**Provided entries:**
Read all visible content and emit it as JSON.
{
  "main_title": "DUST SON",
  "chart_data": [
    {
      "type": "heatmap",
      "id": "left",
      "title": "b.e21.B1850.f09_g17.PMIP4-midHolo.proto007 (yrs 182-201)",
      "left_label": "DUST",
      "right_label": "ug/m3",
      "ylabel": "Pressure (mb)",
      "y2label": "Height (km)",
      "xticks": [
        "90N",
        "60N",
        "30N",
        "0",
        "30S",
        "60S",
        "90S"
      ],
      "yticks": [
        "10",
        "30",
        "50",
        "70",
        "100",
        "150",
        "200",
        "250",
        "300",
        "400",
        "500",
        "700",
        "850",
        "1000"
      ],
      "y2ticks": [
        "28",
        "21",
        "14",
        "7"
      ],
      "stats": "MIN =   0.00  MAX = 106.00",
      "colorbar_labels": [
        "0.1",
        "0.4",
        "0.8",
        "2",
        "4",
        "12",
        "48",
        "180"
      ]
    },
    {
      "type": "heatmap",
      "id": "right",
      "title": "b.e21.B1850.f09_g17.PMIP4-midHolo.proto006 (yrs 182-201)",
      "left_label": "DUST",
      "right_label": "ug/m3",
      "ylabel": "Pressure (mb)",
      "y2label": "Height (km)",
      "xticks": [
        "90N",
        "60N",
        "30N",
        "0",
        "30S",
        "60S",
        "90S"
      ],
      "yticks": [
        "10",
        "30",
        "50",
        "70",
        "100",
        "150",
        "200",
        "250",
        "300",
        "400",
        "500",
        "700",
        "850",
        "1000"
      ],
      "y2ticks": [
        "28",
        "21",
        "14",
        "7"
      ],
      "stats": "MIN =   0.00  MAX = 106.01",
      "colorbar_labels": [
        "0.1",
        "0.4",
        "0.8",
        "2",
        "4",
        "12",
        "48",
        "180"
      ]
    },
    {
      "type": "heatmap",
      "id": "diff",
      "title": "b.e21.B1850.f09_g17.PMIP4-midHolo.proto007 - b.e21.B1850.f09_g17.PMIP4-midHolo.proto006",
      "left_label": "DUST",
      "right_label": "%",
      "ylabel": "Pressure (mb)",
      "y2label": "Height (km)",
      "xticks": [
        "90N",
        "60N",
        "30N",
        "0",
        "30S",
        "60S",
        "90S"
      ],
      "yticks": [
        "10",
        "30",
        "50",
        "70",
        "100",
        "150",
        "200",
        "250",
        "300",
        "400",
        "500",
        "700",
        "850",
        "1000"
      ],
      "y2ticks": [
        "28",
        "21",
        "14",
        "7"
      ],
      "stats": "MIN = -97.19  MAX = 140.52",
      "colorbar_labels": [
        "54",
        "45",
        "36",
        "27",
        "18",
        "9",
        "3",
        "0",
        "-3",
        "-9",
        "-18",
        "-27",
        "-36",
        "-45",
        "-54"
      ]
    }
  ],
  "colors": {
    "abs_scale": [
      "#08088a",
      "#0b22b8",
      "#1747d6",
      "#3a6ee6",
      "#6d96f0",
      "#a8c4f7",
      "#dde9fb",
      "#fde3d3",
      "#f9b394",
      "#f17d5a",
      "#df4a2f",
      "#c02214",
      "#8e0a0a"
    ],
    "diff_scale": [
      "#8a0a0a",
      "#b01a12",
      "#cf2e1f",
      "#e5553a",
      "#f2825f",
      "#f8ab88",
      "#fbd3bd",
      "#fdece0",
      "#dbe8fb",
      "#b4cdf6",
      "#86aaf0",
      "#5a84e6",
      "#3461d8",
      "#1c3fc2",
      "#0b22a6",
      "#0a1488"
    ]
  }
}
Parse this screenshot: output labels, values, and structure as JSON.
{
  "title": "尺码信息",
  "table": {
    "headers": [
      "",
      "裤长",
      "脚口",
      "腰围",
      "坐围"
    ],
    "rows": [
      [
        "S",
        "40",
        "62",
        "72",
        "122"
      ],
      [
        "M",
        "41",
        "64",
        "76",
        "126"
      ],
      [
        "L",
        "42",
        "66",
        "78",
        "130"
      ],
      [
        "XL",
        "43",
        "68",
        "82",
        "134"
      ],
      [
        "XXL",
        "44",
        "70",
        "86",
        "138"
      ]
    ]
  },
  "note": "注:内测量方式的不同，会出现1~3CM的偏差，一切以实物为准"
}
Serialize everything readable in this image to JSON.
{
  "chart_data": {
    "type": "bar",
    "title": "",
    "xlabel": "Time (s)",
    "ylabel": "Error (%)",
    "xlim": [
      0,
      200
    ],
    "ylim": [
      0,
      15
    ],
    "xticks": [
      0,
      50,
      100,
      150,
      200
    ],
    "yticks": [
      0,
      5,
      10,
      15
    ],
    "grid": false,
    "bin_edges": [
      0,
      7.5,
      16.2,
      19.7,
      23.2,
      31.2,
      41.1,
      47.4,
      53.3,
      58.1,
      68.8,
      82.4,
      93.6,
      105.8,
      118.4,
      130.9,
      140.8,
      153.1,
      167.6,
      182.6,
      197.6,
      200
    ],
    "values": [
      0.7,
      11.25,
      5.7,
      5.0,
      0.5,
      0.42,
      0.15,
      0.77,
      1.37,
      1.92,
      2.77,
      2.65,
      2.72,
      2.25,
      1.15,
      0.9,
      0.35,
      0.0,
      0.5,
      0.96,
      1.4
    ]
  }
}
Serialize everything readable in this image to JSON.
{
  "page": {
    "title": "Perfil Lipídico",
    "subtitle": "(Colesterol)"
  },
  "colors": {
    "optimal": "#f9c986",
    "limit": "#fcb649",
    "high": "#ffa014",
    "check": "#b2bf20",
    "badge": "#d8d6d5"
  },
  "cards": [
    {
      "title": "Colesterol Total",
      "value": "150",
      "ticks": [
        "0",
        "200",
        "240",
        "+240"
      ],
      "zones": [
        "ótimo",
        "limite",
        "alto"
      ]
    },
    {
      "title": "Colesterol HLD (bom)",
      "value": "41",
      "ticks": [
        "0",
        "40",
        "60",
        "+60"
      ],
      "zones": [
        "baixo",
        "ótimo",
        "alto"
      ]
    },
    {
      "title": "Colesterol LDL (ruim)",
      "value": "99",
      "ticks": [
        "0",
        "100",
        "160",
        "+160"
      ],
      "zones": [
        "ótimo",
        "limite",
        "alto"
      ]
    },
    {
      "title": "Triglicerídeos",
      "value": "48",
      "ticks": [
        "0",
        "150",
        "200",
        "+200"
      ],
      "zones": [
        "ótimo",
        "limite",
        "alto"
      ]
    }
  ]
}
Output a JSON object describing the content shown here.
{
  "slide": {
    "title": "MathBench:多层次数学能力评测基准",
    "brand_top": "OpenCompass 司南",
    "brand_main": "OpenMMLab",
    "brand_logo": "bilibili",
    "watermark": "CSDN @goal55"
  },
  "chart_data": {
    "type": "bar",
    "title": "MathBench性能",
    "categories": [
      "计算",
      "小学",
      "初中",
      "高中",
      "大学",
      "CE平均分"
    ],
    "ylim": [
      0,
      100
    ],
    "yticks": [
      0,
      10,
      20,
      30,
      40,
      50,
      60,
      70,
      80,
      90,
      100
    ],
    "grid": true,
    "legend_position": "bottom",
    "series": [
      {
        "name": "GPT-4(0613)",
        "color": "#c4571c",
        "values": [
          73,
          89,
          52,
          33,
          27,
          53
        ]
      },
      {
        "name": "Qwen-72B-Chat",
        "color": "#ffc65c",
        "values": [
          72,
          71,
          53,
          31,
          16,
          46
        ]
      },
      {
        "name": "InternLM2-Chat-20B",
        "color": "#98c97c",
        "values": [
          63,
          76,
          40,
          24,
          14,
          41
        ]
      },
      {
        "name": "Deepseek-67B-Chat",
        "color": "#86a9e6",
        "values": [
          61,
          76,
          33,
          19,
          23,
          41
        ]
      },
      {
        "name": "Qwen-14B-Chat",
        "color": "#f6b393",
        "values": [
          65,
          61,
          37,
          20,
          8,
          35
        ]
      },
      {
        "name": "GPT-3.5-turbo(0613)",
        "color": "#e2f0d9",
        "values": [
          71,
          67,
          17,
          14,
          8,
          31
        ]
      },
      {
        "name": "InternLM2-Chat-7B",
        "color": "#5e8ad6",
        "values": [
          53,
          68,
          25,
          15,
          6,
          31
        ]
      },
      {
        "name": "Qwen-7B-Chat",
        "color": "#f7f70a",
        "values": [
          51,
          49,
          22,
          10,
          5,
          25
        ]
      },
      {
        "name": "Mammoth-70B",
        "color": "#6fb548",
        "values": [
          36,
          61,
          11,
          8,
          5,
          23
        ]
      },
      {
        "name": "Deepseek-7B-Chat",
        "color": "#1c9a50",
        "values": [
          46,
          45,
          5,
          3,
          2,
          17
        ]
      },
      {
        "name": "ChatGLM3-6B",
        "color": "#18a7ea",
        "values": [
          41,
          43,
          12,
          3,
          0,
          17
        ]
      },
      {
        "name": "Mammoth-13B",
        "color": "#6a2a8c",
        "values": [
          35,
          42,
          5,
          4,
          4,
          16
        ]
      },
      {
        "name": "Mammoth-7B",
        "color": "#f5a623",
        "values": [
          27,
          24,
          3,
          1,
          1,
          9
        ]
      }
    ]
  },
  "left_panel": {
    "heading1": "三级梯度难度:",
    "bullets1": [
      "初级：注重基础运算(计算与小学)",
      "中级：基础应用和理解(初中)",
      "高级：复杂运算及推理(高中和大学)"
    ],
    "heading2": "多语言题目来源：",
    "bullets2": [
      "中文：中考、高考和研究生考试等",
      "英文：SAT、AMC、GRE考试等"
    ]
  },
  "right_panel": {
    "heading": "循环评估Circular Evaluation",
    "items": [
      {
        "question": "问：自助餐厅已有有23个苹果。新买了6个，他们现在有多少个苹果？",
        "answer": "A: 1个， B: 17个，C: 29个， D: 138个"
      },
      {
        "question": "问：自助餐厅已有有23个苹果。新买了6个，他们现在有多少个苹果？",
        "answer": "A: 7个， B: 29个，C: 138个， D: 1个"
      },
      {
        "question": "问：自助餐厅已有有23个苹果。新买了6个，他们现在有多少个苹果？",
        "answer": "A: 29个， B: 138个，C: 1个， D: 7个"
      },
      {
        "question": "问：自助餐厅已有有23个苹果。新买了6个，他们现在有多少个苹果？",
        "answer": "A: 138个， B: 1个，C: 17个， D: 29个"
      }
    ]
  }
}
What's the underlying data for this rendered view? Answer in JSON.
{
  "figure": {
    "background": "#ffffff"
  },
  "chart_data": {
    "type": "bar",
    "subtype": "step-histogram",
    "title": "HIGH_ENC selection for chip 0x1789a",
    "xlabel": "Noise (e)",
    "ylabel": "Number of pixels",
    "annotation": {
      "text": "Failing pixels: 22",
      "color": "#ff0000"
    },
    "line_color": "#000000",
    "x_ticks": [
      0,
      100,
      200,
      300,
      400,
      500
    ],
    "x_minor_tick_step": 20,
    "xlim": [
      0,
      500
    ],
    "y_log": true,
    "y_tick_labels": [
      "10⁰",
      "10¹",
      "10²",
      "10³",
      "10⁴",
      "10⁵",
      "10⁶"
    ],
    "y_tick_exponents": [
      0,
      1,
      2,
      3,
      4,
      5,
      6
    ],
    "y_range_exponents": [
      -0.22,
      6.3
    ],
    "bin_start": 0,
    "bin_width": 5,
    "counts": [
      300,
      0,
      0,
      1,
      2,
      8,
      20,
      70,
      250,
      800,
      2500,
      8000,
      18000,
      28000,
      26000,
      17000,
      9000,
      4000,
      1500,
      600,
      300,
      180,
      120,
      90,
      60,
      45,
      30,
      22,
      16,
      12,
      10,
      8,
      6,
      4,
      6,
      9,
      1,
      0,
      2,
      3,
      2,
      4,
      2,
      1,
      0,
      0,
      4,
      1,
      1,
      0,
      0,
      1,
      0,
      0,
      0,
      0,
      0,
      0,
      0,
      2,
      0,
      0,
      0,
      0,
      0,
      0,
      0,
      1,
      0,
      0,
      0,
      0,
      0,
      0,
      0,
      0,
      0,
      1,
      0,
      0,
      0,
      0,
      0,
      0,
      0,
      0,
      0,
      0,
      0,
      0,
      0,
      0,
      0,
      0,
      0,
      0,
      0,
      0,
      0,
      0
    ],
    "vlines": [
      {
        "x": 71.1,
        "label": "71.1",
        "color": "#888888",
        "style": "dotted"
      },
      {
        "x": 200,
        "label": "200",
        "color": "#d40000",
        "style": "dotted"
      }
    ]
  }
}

**To be done:**
Every line from the one containing "What's the underlying" through the end of the entries above must be echoed exactly, with both ends kept.

**Solution below:**
What's the underlying data for this rendered view? Answer in JSON.
{
  "figure": {
    "background": "#ffffff"
  },
  "chart_data": {
    "type": "bar",
    "subtype": "step-histogram",
    "title": "HIGH_ENC selection for chip 0x1789a",
    "xlabel": "Noise (e)",
    "ylabel": "Number of pixels",
    "annotation": {
      "text": "Failing pixels: 22",
      "color": "#ff0000"
    },
    "line_color": "#000000",
    "x_ticks": [
      0,
      100,
      200,
      300,
      400,
      500
    ],
    "x_minor_tick_step": 20,
    "xlim": [
      0,
      500
    ],
    "y_log": true,
    "y_tick_labels": [
      "10⁰",
      "10¹",
      "10²",
      "10³",
      "10⁴",
      "10⁵",
      "10⁶"
    ],
    "y_tick_exponents": [
      0,
      1,
      2,
      3,
      4,
      5,
      6
    ],
    "y_range_exponents": [
      -0.22,
      6.3
    ],
    "bin_start": 0,
    "bin_width": 5,
    "counts": [
      300,
      0,
      0,
      1,
      2,
      8,
      20,
      70,
      250,
      800,
      2500,
      8000,
      18000,
      28000,
      26000,
      17000,
      9000,
      4000,
      1500,
      600,
      300,
      180,
      120,
      90,
      60,
      45,
      30,
      22,
      16,
      12,
      10,
      8,
      6,
      4,
      6,
      9,
      1,
      0,
      2,
      3,
      2,
      4,
      2,
      1,
      0,
      0,
      4,
      1,
      1,
      0,
      0,
      1,
      0,
      0,
      0,
      0,
      0,
      0,
      0,
      2,
      0,
      0,
      0,
      0,
      0,
      0,
      0,
      1,
      0,
      0,
      0,
      0,
      0,
      0,
      0,
      0,
      0,
      1,
      0,
      0,
      0,
      0,
      0,
      0,
      0,
      0,
      0,
      0,
      0,
      0,
      0,
      0,
      0,
      0,
      0,
      0,
      0,
      0,
      0,
      0
    ],
    "vlines": [
      {
        "x": 71.1,
        "label": "71.1",
        "color": "#888888",
        "style": "dotted"
      },
      {
        "x": 200,
        "label": "200",
        "color": "#d40000",
        "style": "dotted"
      }
    ]
  }
}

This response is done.